Allah T'ala sent the Prophet Muhammad (s.a.a.w.) as شَاهِدً
Allah T'ala says in the Holy Quran:
يَا أَيُّهَا النَّبِيُّ إِنَّا أَرْسَلْنَاكَ شَاهِدًا وَمُبَشِّرًا وَنَذِيرًا
O Prophet, We have sent you as a witness, a bearer of good news and a warner. (33:45)Read more...
Allah Subhanuhu wa-T'ala says in the Holy Quran:
إِنَّ الَّذِينَ آمَنُواْ وَعَمِلُواْ الصَّالِحَاتِ يَهْدِيهِمْ رَبُّهُمْ بِإِيمَانِهِمْ تَجْرِي مِن تَحْتِهِمُ الأَنْهَارُ فِي جَنَّاتِ النَّعِيمِ
دَعْوَاهُمْ فِيهَا سُبْحَانَكَ اللَّهُمَّ وَتَحِيَّتُهُمْ فِيهَا سَلاَمٌ وَآخِرُ دَعْوَاهُمْ أَنِ الْحَمْدُ لِلّهِ رَبِّ الْعَالَمِينَ
Surely those who believe (in the truths revealed in the Book) and do righteous deeds their Lord will guide them aright because of their faith. Rivers shall flow beneath them in the Gardens of Bliss. Their cry in it will be: 'Glory be to You, Our Lord!', and their greeting: 'Peace!'; and their cry will always end with: 'All praise be to Allah, the Lord of the universe. (10:9-10)
The sequence of ideas presented here is quite significant because answers have been systematically provided to a number of highly relevant basic questions. Let us look at these answers in their sequence. Why will the righteous enter Paradise? The answer is: because they have followed the straight way in their worldly life. That is, in all matters and in every walk of life, in all affairs relating to the personal or collective life they have been righteous and have abstained from false ways.

#### Dataset extract:
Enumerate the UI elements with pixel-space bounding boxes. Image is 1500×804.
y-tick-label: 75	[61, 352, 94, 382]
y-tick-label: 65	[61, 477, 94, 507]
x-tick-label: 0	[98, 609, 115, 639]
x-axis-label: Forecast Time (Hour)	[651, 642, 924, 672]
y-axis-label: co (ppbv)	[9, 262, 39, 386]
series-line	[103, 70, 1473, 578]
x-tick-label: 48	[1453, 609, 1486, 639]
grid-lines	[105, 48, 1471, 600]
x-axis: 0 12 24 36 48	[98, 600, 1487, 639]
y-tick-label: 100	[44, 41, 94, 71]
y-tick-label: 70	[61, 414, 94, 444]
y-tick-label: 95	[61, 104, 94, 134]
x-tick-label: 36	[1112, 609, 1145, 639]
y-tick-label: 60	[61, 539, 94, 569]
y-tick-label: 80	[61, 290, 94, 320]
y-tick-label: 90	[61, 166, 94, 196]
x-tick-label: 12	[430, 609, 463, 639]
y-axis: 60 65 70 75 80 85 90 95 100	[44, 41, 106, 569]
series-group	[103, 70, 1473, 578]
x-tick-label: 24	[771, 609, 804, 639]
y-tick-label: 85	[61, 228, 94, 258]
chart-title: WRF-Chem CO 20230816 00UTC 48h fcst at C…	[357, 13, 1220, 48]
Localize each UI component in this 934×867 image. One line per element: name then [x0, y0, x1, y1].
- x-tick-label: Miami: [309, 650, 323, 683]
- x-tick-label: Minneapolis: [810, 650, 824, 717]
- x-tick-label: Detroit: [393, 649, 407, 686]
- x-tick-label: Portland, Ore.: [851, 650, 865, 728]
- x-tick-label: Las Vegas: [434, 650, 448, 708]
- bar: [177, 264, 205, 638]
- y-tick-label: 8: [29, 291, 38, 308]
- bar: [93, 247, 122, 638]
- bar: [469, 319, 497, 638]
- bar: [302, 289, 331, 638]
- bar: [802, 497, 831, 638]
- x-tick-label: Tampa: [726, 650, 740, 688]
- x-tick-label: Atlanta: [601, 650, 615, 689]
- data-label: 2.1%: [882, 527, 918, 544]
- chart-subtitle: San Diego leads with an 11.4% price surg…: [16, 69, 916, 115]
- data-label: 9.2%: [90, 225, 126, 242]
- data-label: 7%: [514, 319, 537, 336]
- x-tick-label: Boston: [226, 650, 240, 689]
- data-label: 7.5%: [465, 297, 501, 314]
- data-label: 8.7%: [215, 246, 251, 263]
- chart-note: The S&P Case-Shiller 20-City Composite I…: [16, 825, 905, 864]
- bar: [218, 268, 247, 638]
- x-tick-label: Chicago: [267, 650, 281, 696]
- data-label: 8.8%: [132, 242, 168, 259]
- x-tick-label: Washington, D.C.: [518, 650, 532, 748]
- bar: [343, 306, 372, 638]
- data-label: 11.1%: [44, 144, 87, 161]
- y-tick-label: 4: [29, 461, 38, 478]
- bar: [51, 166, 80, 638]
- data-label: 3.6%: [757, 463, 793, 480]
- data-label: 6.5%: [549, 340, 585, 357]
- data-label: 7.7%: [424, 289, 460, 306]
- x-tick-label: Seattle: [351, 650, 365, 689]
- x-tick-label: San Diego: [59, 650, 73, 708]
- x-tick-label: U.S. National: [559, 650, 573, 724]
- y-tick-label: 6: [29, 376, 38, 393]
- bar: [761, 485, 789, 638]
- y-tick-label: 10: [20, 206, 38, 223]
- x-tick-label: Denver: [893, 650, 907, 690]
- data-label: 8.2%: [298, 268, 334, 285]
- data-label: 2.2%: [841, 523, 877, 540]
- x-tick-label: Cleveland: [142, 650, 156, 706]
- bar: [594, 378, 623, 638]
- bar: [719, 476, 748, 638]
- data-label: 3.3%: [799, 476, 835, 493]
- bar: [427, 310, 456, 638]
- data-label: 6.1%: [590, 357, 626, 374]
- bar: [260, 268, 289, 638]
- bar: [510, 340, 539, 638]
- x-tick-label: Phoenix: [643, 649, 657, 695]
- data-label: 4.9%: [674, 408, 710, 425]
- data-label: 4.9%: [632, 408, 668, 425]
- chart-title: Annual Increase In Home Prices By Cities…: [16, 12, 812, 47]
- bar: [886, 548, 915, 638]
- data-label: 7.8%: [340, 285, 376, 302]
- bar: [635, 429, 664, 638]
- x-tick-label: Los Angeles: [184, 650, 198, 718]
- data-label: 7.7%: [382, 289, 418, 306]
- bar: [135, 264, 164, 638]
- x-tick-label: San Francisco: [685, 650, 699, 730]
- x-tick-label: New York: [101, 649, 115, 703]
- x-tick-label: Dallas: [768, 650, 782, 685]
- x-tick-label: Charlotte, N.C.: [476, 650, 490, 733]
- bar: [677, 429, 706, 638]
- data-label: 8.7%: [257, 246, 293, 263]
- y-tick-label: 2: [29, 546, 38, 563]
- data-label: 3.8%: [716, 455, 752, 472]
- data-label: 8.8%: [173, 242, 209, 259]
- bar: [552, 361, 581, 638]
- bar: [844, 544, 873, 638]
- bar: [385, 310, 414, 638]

#### Exercise set:
[a] Answer from the Quran passage:
(i) Under verse 33:45, in what three capacities was the Prophet sent?
(ii) In verses 10:9-10, with what words will the cry of the righteous always end?
(iii) In the commentary, why will the righteous enter Paradise?
[b] Extend the commentary on the Quran passage, beginning after its final sentence.
The rows stand apart from the Quran passage and are separate material.

#### Responses per task:
[a]
(i) As a witness, a bearer of good news and a warner.
(ii) "All praise be to Allah, the Lord of the universe."
(iii) Because they have followed the straight way in their worldly life.

[b]
This gives rise to another question: how were the righteous able to obtain a criterion that would enable them to distinguish, at every turn and crossroad of life, between right and wrong, between good and evil, between fair and unfair? And how did they come to have the strength to adhere to what is right and avoid what is wrong? All this, of course, came from their Lord Who bestowed upon them both the guidance which they needed to know the right way and the succour required to follow it. In answer to why their Lord bestowed upon them this guidance and succour, we are reminded that all this was in consideration for their faith.
It is also made clear that this reward is not in lieu of merely a verbal profession to faith, a profession that is no more than a formal acceptance of certain propositions. Rather, the reward is in consideration for a faith that became the moving spirit of a believer's character and personality, the force that led him lo righteous deeds and conduct. We can observe in our own physical lives that a person's survival, state of health, level of energy, and joy of living all depend upon sustenance from the right kind of food. This food, once digested, provides blood to the veins and arteries, provides energy to the whole body and enables the different limbs to function properly.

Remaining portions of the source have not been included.